TASKS TO COMPLETE
1: Write down the stretch of the DeepArk passage from "We developed DeepArk" through "et al. 2016).", copying it word for word.
2: Using the DeepArk passage, explain in one to three sentences why a user studying a TF in a rare cell type could be misled by DeepArk's predictions for a related cell type.

We developed DeepArk in a transparent and open-source manner, so it can be readily extended and repurposed for other tasks via transfer learning. Furthermore, DeepArk could be used as a scoring function in a sequence optimization and design pipeline in synthetic biology (Cuperus et al. 2017), as inputs for models of more complicated regulatory events such as enhancer–promoter looping (Fudenberg et al. 2020) or gene expression (Zhou et al. 2018), and in high-resolution trait–loci association mapping within animal models as it becomes widespread (Parker et al. 2016).
DeepArk can predict thousands of regulatory features and provides more expansive coverage of regulatory features than any previous sequence-based deep learning models for regulatory genomics. However, there is still much about regulation that is unknown. Thus, despite DeepArk's inclusion of thousands of different regulatory features, there are certainly regulatory features that DeepArk has not yet modeled because of the lack of data. For instance, a user may be interested in a TF's binding in a rare cell type that has not been modeled by DeepArk. The user may consider DeepArk's predictions for their TF—or another feature known to correlate with the TF—in a related cell type. However, in the absence of a well-characterized causal relationship, features correlated in one context may not be correlated in other contexts. For example, a passenger motif associated with a tissue-specific pioneer factor may be critical to a TF's binding in one tissue, but that passenger motif may be irrelevant to said TF's binding in other tissues. Complex and tissue-specific relationships such as this can make analyses difficult because they require analyzing more than the canonical motif for the TF, but they can also generate novel hypotheses to be tested with mechanistic follow-up experiments. Along those lines, cross-tissue predictions that systematically incorporate information about causal relationships (e.g., known regulatory networks, physical TF interactions) may also be a fruitful avenue for future research (Nair et al. 2019). In the meantime, to mitigate this issue of missing regulatory features, we plan to update and expand DeepArk as further training data become available. Based on DeepArk's strong performance for the data from the DANIO-CODE consortium (Tan et al. 2016), we expect future releases of DeepArk to benefit from continued improvements in quality control and data standards for experiments in general. Thus, DeepArk's relevance and utility will only grow as time goes on.

DATA FOR ANALYSIS

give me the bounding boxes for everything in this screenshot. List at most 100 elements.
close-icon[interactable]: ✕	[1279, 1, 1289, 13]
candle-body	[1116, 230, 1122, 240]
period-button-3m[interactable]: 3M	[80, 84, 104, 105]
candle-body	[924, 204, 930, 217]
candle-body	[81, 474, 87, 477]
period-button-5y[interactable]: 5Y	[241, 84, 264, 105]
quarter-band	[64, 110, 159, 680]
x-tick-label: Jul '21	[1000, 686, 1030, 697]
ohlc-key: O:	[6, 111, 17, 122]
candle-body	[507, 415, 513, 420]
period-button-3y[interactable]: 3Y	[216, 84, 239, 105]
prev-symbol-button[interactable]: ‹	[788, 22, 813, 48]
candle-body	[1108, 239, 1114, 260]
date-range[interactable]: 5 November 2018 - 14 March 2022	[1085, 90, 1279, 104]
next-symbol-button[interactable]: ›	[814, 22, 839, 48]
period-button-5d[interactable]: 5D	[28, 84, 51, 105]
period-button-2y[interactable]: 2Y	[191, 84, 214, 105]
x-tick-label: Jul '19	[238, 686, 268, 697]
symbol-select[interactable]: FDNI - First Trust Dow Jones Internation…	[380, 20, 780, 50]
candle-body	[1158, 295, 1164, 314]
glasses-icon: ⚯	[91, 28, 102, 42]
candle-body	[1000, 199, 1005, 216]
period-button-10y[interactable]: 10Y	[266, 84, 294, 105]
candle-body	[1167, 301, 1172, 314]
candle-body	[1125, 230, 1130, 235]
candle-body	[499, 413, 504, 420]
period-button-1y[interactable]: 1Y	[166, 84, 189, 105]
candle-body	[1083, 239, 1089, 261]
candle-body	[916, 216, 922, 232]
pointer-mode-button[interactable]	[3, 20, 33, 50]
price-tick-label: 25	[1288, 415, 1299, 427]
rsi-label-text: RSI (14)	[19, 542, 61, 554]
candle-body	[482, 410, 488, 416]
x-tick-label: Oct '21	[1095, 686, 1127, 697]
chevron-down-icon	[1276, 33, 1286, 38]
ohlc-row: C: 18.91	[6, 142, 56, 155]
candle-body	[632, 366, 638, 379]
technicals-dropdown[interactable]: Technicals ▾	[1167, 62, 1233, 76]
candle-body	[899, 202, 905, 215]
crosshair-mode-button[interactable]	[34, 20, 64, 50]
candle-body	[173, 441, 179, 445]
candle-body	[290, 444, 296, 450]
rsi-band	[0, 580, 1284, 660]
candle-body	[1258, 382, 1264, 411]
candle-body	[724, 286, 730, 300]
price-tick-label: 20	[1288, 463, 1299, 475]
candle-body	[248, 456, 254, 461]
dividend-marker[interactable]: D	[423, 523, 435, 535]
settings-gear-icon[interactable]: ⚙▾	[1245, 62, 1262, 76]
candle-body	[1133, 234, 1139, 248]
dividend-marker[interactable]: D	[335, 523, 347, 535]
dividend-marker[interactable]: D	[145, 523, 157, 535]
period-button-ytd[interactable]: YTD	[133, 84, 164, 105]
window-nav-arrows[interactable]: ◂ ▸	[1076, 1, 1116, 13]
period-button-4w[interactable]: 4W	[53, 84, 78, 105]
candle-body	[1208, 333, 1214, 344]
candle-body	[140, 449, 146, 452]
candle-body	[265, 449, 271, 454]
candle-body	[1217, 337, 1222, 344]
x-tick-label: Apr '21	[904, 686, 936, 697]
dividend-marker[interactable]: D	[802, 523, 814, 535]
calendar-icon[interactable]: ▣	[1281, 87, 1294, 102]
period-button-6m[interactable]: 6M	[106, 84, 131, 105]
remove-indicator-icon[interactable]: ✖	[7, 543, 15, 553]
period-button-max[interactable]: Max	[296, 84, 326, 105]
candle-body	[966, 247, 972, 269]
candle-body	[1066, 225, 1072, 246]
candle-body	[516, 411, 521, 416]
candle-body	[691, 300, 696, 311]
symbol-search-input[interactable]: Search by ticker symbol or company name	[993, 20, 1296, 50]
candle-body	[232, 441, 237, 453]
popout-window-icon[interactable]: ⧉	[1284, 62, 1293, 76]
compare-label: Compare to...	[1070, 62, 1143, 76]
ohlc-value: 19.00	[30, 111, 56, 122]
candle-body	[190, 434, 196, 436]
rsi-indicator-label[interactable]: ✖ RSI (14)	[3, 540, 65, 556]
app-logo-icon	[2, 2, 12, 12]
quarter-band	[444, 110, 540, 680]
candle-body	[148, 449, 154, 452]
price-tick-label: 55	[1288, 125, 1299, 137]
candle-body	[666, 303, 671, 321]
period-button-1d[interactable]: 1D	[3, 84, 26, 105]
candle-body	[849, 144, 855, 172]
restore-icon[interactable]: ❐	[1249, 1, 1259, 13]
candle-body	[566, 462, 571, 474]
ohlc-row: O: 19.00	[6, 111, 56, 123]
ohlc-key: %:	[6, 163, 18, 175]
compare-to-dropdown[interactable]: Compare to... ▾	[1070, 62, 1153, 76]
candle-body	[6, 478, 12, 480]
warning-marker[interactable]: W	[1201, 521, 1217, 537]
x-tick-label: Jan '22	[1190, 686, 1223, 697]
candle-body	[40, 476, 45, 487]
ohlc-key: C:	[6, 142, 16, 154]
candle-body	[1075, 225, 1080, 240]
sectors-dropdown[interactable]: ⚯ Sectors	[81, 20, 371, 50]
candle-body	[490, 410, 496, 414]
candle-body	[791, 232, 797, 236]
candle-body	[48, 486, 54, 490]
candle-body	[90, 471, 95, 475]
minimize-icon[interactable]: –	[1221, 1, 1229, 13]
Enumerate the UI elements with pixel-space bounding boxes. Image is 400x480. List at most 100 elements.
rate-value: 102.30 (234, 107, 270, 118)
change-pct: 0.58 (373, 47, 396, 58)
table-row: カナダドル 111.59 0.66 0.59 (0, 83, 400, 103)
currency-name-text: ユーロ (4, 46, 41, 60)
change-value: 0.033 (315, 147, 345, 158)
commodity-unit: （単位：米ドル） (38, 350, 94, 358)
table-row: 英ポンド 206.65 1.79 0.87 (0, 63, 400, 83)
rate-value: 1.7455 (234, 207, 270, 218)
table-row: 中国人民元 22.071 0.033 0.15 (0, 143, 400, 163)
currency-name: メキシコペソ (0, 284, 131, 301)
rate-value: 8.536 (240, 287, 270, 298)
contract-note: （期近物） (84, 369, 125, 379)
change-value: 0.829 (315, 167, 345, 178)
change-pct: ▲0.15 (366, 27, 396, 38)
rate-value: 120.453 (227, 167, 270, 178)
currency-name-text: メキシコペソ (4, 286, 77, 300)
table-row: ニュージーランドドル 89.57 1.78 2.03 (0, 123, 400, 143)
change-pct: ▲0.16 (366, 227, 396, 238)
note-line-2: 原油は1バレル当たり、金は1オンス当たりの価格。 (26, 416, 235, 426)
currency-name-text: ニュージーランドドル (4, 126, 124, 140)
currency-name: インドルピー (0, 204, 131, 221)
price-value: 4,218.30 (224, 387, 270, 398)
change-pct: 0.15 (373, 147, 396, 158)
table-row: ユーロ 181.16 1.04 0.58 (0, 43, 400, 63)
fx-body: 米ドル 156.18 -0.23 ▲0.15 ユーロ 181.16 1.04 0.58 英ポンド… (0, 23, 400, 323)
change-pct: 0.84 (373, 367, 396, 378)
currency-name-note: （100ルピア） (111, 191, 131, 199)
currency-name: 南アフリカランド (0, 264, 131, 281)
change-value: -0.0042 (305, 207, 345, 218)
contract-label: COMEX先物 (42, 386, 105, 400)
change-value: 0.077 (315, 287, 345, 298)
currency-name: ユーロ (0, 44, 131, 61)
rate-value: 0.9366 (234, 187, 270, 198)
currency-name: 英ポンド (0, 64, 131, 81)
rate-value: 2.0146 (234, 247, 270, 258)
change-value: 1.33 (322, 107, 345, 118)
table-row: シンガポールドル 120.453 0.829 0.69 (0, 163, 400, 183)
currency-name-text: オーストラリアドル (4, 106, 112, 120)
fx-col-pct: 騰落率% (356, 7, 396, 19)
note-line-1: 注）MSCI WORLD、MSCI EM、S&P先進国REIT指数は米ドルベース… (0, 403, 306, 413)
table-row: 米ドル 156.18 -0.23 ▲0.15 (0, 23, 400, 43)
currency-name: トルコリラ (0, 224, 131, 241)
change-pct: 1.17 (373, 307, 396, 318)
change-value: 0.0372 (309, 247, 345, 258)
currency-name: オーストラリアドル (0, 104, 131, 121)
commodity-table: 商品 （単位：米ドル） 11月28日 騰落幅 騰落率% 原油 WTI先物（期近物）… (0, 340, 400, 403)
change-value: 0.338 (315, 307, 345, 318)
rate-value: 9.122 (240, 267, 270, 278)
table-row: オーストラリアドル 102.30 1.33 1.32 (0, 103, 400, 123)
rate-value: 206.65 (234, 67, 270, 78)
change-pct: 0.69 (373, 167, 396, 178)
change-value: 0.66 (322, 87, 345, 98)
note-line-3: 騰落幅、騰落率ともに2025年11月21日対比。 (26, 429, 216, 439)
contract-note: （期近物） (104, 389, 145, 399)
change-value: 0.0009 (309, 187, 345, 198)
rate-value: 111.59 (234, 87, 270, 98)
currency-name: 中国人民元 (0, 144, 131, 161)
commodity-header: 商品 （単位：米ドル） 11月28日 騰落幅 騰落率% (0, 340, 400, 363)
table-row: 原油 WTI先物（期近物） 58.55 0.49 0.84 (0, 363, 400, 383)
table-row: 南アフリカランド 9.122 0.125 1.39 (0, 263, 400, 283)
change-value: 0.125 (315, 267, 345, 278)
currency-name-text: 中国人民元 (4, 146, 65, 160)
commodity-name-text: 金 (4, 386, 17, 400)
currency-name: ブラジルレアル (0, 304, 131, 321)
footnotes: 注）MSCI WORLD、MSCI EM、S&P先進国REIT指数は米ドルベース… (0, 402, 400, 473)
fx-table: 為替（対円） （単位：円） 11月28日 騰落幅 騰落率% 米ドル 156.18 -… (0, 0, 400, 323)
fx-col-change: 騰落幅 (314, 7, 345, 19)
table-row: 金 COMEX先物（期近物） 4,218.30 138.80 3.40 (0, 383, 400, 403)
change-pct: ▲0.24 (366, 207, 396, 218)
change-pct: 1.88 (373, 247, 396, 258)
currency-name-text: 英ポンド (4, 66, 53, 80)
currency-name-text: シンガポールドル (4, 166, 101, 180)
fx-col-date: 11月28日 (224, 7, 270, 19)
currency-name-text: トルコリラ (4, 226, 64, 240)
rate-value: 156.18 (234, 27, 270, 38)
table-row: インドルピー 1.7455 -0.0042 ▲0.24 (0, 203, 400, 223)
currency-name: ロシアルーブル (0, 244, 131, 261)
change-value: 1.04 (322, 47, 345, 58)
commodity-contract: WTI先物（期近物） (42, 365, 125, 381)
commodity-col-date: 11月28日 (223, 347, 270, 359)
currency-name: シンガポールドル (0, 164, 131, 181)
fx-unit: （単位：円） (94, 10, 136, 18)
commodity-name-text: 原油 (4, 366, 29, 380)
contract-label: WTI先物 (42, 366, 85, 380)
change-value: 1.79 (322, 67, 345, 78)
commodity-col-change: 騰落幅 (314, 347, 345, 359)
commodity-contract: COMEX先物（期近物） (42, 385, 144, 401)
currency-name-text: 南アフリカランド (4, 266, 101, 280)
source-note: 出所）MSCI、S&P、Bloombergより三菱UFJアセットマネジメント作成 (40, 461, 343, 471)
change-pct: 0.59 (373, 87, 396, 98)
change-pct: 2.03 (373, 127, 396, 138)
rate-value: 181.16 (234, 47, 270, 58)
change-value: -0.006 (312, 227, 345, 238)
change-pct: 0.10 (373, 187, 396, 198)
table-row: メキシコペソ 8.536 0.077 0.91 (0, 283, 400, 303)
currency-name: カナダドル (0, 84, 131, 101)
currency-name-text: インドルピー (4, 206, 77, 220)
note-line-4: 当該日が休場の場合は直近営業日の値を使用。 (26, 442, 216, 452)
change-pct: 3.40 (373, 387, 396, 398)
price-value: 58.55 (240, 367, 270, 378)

RESPONSES BY ITEM NUMBER
1:
We developed DeepArk in a transparent and open-source manner, so it can be readily extended and repurposed for other tasks via transfer learning. Furthermore, DeepArk could be used as a scoring function in a sequence optimization and design pipeline in synthetic biology (Cuperus et al. 2017), as inputs for models of more complicated regulatory events such as enhancer–promoter looping (Fudenberg et al. 2020) or gene expression (Zhou et al. 2018), and in high-resolution trait–loci association mapping within animal models as it becomes widespread (Parker et al. 2016).

2: Without a well-characterized causal relationship, features that are correlated in one context may not be correlated in other contexts. For example, a passenger motif associated with a tissue-specific pioneer factor may be critical to a TF's binding in one tissue but irrelevant to that TF's binding in other tissues.